Reproduce the entries in full, with no changes.

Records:
⟨
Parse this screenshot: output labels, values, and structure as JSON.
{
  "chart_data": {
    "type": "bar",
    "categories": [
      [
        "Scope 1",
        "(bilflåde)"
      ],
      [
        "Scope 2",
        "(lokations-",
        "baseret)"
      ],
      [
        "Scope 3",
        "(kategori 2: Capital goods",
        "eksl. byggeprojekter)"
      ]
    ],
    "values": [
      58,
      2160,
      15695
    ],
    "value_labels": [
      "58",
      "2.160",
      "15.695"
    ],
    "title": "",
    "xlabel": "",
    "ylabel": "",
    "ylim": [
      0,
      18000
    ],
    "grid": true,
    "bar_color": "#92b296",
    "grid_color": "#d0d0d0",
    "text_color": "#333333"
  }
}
⟩
Exercise response:
Parse this screenshot: output labels, values, and structure as JSON.
{
  "chart_data": {
    "type": "bar",
    "categories": [
      [
        "Scope 1",
        "(bilflåde)"
      ],
      [
        "Scope 2",
        "(lokations-",
        "baseret)"
      ],
      [
        "Scope 3",
        "(kategori 2: Capital goods",
        "eksl. byggeprojekter)"
      ]
    ],
    "values": [
      58,
      2160,
      15695
    ],
    "value_labels": [
      "58",
      "2.160",
      "15.695"
    ],
    "title": "",
    "xlabel": "",
    "ylabel": "",
    "ylim": [
      0,
      18000
    ],
    "grid": true,
    "bar_color": "#92b296",
    "grid_color": "#d0d0d0",
    "text_color": "#333333"
  }
}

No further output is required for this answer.